Locate each line in the records containing "this". Copy it.
::: Entries shown :::
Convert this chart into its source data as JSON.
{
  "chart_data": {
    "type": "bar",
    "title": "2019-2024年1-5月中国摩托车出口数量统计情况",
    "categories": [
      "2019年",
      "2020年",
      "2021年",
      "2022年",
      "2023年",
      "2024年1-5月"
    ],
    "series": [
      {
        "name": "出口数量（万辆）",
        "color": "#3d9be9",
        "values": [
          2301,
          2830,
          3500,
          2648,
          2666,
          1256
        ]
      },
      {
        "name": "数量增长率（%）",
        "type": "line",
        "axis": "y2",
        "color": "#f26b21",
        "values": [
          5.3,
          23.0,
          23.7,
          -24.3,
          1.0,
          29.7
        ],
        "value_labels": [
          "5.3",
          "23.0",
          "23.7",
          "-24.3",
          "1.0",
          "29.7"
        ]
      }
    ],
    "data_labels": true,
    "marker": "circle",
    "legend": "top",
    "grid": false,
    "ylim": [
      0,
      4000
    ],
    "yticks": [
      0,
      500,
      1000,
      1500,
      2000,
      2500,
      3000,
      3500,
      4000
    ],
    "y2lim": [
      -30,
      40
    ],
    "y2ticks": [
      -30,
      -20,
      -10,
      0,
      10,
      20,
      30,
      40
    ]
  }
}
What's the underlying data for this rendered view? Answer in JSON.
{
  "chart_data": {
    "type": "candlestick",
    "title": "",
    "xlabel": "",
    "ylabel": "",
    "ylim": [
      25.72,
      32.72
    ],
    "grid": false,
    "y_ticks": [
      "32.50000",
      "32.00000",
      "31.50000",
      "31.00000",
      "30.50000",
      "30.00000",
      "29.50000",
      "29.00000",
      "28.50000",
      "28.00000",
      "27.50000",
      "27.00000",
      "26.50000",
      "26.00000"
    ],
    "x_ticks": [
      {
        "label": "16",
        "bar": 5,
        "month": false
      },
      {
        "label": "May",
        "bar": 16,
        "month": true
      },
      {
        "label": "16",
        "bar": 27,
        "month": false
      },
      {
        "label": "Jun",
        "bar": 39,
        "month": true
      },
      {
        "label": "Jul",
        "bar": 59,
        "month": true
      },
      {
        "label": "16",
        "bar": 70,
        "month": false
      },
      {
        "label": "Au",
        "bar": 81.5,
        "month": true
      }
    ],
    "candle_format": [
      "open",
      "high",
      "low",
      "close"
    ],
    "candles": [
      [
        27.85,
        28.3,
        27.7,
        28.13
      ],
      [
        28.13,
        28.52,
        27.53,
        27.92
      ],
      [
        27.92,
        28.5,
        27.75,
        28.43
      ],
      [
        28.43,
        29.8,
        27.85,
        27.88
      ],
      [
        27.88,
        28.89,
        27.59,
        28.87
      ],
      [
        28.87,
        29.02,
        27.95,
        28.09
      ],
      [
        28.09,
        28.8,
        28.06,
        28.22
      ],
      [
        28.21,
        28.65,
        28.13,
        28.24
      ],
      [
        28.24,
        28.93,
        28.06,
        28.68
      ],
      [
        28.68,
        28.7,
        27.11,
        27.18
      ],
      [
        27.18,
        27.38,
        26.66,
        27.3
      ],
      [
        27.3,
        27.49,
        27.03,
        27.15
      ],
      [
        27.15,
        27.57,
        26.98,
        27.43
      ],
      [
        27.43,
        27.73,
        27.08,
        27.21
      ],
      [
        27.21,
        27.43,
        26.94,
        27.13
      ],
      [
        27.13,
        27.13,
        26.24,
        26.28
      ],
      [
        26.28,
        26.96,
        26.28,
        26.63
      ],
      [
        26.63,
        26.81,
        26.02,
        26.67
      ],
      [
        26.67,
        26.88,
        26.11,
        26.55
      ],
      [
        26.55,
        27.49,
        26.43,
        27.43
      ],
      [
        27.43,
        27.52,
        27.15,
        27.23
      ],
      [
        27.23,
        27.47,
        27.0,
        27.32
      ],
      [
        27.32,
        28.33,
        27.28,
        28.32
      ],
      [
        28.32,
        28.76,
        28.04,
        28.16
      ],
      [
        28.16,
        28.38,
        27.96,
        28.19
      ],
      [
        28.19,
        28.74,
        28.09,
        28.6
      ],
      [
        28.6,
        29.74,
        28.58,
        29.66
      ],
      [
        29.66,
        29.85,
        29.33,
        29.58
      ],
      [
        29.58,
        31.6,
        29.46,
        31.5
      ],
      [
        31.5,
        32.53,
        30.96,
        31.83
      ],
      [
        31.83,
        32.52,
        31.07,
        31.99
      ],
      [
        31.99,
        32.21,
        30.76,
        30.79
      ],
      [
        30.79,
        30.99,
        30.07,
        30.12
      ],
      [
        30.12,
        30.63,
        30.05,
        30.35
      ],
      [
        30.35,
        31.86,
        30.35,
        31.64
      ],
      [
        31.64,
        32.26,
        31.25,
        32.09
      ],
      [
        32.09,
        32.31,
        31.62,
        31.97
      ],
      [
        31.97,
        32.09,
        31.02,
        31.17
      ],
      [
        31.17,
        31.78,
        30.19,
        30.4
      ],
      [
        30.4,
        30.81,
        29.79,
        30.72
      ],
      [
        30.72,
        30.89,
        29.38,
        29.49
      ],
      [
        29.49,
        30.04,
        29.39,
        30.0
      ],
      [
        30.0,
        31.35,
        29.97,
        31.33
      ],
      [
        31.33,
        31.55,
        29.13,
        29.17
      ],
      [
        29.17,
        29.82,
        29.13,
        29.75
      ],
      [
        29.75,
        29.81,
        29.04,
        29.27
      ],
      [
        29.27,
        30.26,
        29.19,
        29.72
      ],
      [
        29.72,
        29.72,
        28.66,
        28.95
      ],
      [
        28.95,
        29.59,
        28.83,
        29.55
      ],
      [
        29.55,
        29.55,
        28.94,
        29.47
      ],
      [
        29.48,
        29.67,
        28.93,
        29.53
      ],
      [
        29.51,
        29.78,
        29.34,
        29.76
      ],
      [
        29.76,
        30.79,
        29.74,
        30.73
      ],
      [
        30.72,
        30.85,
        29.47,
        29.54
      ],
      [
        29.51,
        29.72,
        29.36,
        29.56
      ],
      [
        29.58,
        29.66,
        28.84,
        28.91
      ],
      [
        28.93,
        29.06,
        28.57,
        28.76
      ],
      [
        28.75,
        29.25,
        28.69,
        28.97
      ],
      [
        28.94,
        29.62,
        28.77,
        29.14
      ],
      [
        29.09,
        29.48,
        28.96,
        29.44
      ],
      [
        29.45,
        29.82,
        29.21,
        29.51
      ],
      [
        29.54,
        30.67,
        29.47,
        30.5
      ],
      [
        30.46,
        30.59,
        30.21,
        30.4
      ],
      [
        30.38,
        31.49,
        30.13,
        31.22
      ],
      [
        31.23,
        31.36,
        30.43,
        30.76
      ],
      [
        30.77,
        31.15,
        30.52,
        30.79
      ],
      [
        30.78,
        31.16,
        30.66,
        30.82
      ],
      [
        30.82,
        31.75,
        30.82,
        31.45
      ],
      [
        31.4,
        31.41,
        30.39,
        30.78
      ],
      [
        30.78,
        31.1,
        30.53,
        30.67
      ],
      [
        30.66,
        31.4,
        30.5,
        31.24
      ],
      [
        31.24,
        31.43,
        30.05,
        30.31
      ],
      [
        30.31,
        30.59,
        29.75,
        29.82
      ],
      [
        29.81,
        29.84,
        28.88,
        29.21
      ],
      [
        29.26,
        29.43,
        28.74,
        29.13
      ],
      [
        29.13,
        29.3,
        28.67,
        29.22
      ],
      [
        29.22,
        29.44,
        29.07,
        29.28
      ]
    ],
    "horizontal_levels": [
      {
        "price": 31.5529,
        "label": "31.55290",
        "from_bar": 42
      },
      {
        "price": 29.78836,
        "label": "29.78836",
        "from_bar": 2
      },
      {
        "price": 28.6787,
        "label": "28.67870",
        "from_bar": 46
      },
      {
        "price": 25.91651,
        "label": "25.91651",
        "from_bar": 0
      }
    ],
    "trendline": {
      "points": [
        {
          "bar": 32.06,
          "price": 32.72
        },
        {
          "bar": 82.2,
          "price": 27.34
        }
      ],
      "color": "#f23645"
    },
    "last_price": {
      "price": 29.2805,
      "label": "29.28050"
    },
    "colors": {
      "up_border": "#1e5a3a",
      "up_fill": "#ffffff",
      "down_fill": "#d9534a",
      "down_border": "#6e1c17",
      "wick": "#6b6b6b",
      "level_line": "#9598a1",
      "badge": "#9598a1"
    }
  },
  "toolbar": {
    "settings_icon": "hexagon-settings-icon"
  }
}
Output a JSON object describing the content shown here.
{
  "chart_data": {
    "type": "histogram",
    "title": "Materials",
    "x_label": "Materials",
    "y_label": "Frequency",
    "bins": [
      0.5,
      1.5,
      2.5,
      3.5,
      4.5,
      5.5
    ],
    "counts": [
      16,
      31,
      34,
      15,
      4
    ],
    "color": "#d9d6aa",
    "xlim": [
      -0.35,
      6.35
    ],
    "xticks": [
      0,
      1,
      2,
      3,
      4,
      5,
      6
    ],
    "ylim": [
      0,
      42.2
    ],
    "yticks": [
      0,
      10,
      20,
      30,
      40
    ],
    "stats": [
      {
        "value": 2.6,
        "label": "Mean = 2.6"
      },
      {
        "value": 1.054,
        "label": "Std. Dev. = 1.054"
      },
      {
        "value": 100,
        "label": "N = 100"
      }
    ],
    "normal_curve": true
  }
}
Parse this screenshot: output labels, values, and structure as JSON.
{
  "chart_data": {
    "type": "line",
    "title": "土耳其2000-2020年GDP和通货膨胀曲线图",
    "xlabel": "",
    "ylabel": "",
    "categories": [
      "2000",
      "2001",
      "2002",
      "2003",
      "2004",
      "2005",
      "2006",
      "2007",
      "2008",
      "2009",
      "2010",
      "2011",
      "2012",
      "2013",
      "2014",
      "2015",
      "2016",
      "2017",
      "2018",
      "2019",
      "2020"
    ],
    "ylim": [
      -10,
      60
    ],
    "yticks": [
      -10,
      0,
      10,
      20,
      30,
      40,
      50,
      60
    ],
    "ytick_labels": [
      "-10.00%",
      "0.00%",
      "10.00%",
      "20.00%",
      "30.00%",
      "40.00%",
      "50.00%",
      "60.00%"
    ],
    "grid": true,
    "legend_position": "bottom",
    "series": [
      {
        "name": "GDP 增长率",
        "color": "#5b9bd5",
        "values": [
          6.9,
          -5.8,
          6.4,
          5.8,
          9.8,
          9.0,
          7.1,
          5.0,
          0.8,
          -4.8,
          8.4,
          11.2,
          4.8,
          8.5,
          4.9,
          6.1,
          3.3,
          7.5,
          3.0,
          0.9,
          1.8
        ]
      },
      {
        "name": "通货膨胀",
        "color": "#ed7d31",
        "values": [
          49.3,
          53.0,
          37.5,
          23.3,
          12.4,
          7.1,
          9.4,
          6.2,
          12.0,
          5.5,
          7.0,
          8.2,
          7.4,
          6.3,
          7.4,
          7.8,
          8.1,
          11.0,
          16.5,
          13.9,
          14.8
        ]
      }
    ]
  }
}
:::
Answer below ▸
Convert this chart into its source data as JSON.
What's the underlying data for this rendered view? Answer in JSON.
Parse this screenshot: output labels, values, and structure as JSON.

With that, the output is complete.